Prompt => Your copy of the material below should match it exactly, except that it holds no pictures.

Entries supplied =>
Start

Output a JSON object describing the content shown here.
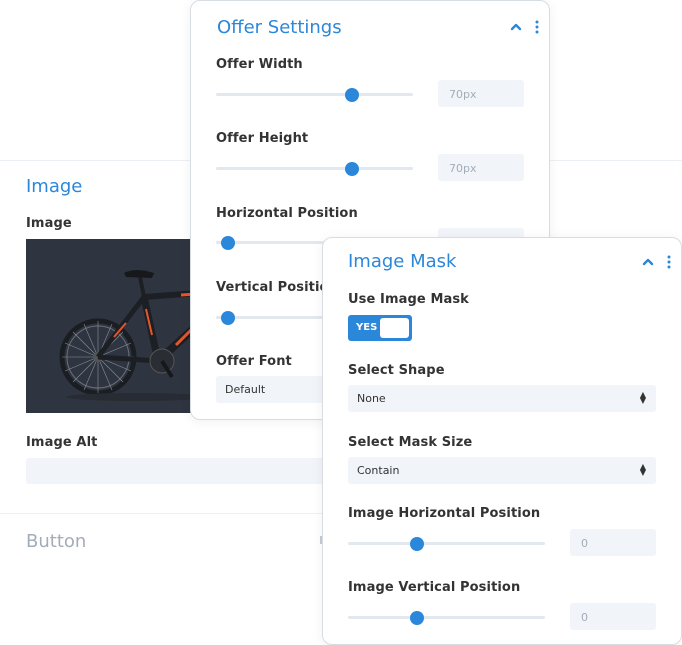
{
  "back": {
    "image_section_title": "Image",
    "image_label": "Image",
    "image_alt_label": "Image Alt",
    "button_section_title": "Button"
  },
  "offer": {
    "title": "Offer Settings",
    "width_label": "Offer Width",
    "width_value": "70px",
    "width_level": 0.69,
    "height_label": "Offer Height",
    "height_value": "70px",
    "height_level": 0.69,
    "hpos_label": "Horizontal Position",
    "hpos_level": 0.06,
    "vpos_label": "Vertical Position",
    "vpos_level": 0.06,
    "font_label": "Offer Font",
    "font_value": "Default"
  },
  "mask": {
    "title": "Image Mask",
    "use_label": "Use Image Mask",
    "toggle_label": "YES",
    "shape_label": "Select Shape",
    "shape_value": "None",
    "size_label": "Select Mask Size",
    "size_value": "Contain",
    "img_h_label": "Image Horizontal Position",
    "img_h_value": "0",
    "img_h_level": 0.35,
    "img_v_label": "Image Vertical Position",
    "img_v_value": "0",
    "img_v_level": 0.35
  },
  "colors": {
    "accent": "#2b87da",
    "input_bg": "#f1f4f9",
    "muted": "#a3adb8"
  }
}
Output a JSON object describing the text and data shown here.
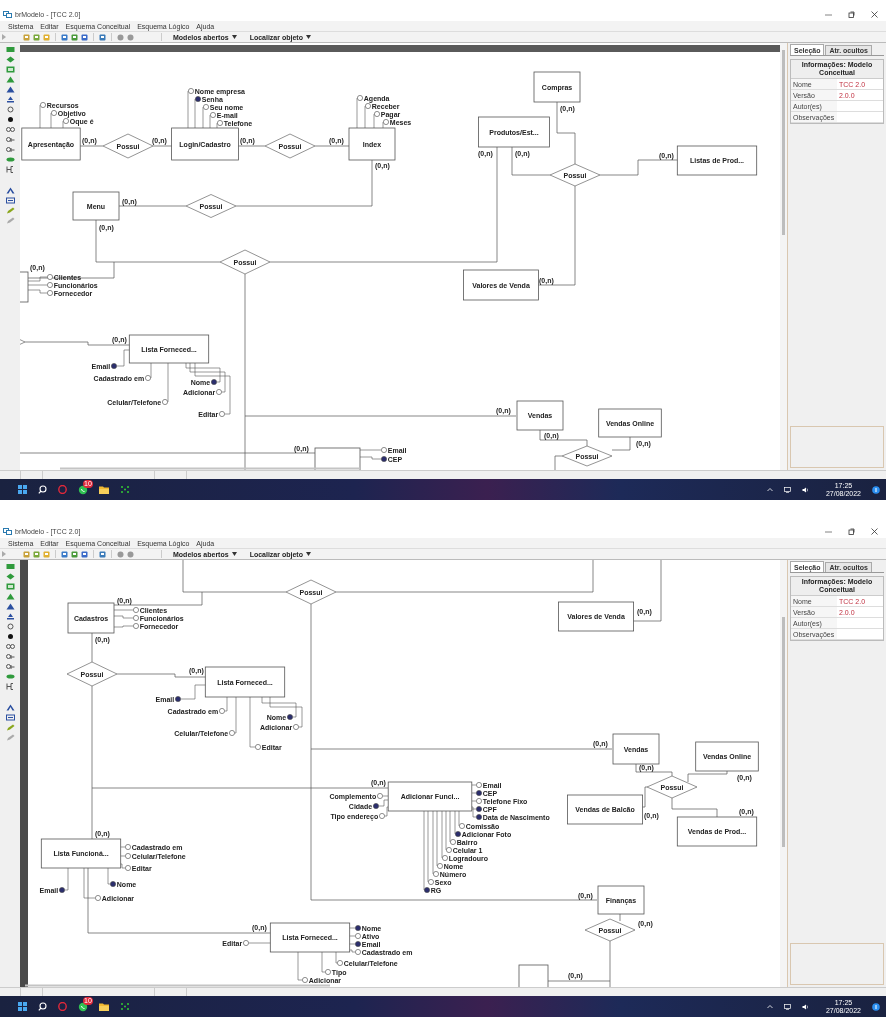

End

Exercise solution =>
Output a JSON object describing the content shown here.
{
  "back": {
    "image_section_title": "Image",
    "image_label": "Image",
    "image_alt_label": "Image Alt",
    "button_section_title": "Button"
  },
  "offer": {
    "title": "Offer Settings",
    "width_label": "Offer Width",
    "width_value": "70px",
    "width_level": 0.69,
    "height_label": "Offer Height",
    "height_value": "70px",
    "height_level": 0.69,
    "hpos_label": "Horizontal Position",
    "hpos_level": 0.06,
    "vpos_label": "Vertical Position",
    "vpos_level": 0.06,
    "font_label": "Offer Font",
    "font_value": "Default"
  },
  "mask": {
    "title": "Image Mask",
    "use_label": "Use Image Mask",
    "toggle_label": "YES",
    "shape_label": "Select Shape",
    "shape_value": "None",
    "size_label": "Select Mask Size",
    "size_value": "Contain",
    "img_h_label": "Image Horizontal Position",
    "img_h_value": "0",
    "img_h_level": 0.35,
    "img_v_label": "Image Vertical Position",
    "img_v_value": "0",
    "img_v_level": 0.35
  },
  "colors": {
    "accent": "#2b87da",
    "input_bg": "#f1f4f9",
    "muted": "#a3adb8"
  }
}
Output a JSON object describing the text and data shown here.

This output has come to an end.